● REQUEST
Convert the lines from the one containing "755, 1092, 1389]" through the one containing "634, 329, 669]", both included, into a numbered list, leaving out any blank lines.

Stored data
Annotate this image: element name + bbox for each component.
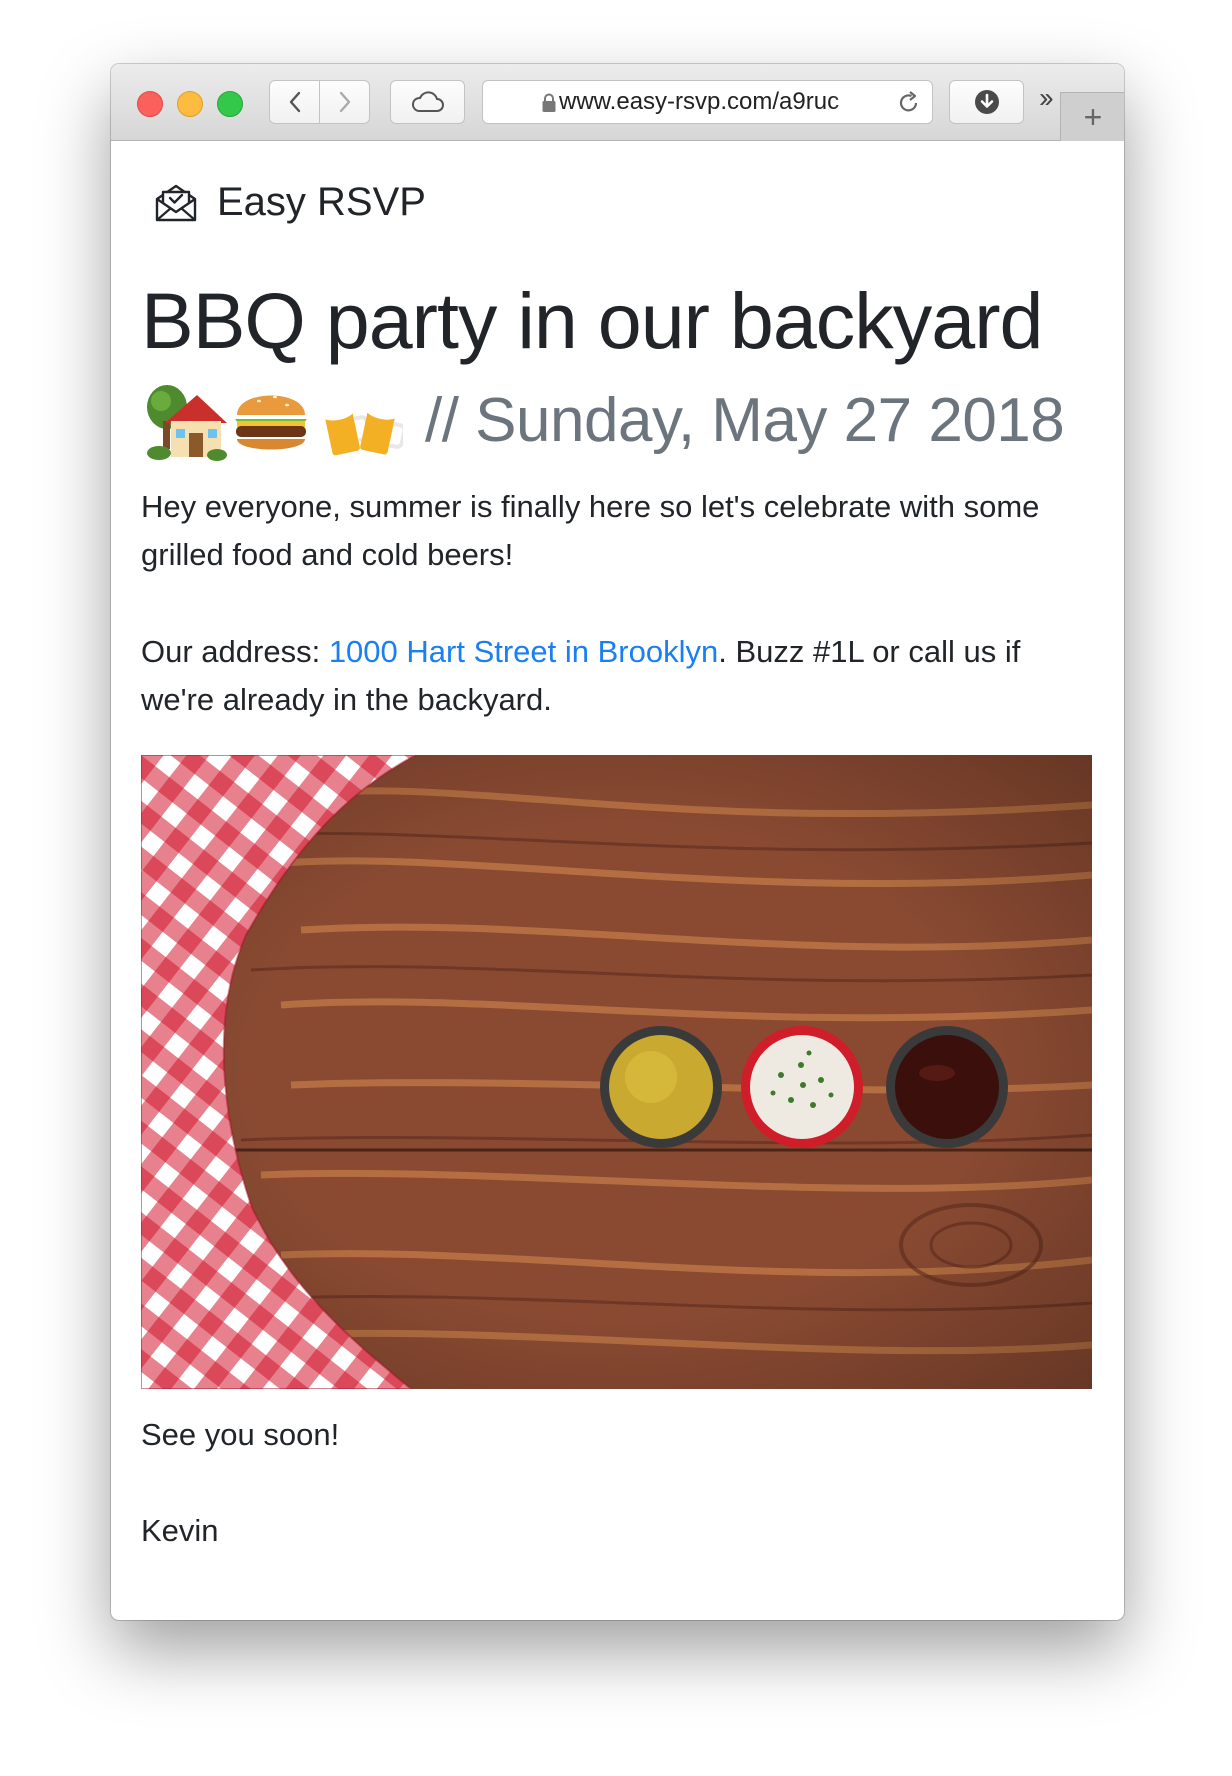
bbq-table-photo	[141, 755, 1092, 1389]
page-title: BBQ party in our backyard	[141, 276, 1043, 365]
event-date: // Sunday, May 27 2018	[425, 386, 1065, 455]
lock-icon	[542, 93, 556, 112]
address-prefix: Our address:	[141, 634, 329, 669]
brand[interactable]: Easy RSVP	[153, 180, 426, 225]
emoji-row	[145, 381, 403, 461]
beer-mugs-icon	[323, 402, 403, 456]
icloud-tabs-button[interactable]	[390, 80, 465, 124]
address-bar[interactable]: www.easy-rsvp.com/a9ruc	[482, 80, 933, 124]
hamburger-icon	[235, 395, 307, 450]
forward-button[interactable]	[319, 80, 370, 124]
closing-text: See you soon!	[141, 1417, 340, 1452]
intro-text: Hey everyone, summer is finally here so …	[141, 489, 1040, 572]
url-text: www.easy-rsvp.com/a9ruc	[559, 88, 840, 115]
chevron-left-icon	[289, 91, 300, 113]
address-paragraph: Our address: 1000 Hart Street in Brookly…	[141, 628, 1091, 724]
open-envelope-check-icon	[155, 184, 197, 221]
minimize-window-button[interactable]	[177, 91, 203, 117]
download-icon	[974, 90, 999, 114]
close-window-button[interactable]	[137, 91, 163, 117]
brand-name: Easy RSVP	[217, 180, 426, 224]
chevron-right-icon	[339, 91, 350, 113]
cloud-icon	[411, 91, 444, 112]
back-button[interactable]	[269, 80, 320, 124]
page-content: Easy RSVP BBQ party in our backyard // S…	[111, 141, 1124, 1620]
browser-toolbar: www.easy-rsvp.com/a9ruc ›› +	[111, 64, 1124, 141]
downloads-button[interactable]	[949, 80, 1024, 124]
address-link[interactable]: 1000 Hart Street in Brooklyn	[329, 634, 718, 669]
url-fade	[832, 81, 882, 123]
signature-text: Kevin	[141, 1513, 219, 1548]
zoom-window-button[interactable]	[217, 91, 243, 117]
reload-icon[interactable]	[896, 90, 922, 116]
more-toolbar-icon[interactable]: ››	[1039, 82, 1054, 114]
new-tab-button[interactable]: +	[1060, 92, 1124, 141]
browser-window: www.easy-rsvp.com/a9ruc ›› + Easy RSVP B…	[111, 64, 1124, 1620]
house-with-garden-icon	[147, 385, 227, 461]
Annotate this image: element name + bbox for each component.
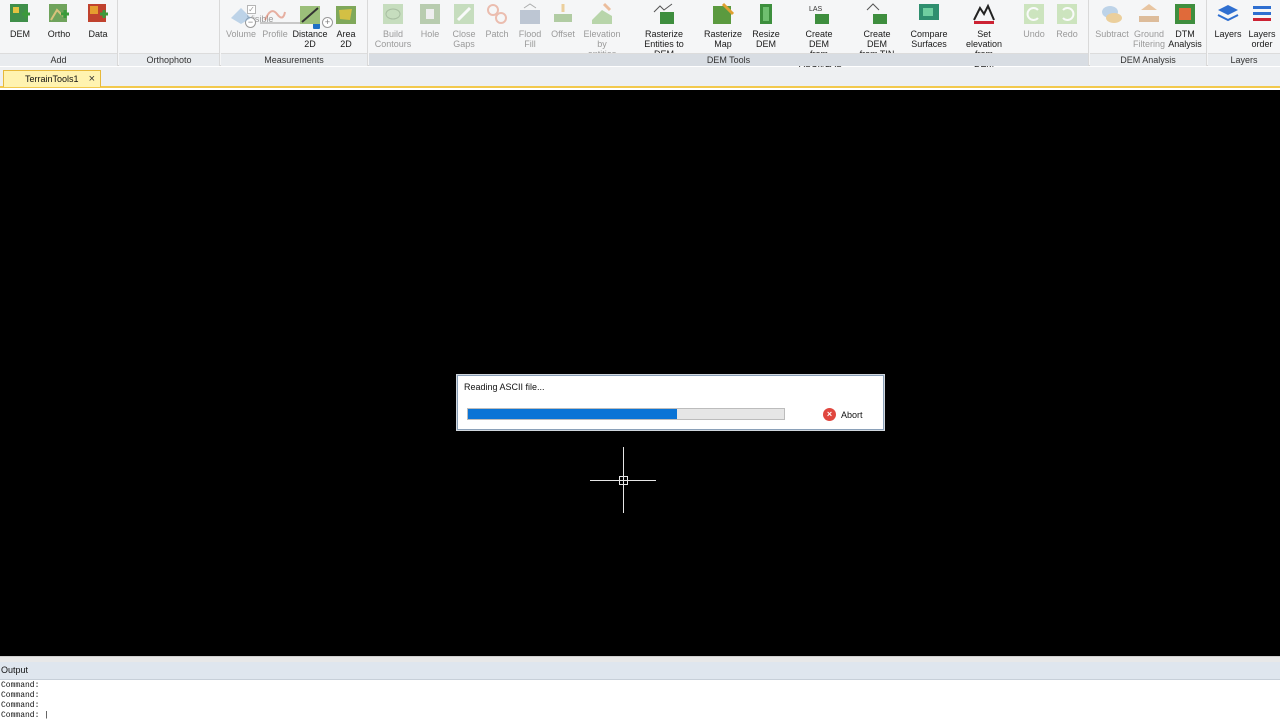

● TASK OUTPUT
1. bbq-table-photo	[141, 755, 1092, 1389]
2. page-title: BBQ party in our backyard	[141, 276, 1043, 365]
3. event-date: // Sunday, May 27 2018	[425, 386, 1065, 455]
4. lock-icon	[542, 93, 556, 112]
5. address-prefix: Our address:	[141, 634, 329, 669]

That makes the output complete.